Written instruction:
Look through the listing below and work out how many of its lines hold the word "Grundstücke". Give only the number.

++++ Dataset

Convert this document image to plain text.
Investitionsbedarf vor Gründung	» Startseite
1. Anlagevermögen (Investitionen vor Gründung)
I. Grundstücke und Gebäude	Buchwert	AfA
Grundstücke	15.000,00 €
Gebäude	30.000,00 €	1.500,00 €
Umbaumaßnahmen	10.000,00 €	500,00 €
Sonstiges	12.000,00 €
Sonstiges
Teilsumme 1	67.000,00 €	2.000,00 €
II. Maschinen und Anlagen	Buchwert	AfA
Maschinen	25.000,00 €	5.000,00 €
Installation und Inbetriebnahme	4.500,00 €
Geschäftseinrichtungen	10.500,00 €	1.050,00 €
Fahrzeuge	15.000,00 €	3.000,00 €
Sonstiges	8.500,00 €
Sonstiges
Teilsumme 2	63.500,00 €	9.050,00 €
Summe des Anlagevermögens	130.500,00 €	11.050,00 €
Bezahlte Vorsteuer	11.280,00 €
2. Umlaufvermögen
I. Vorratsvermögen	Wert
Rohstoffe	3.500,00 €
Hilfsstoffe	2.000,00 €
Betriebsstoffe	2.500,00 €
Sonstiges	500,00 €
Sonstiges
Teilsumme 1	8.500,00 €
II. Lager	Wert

++++++++

Final answer:
2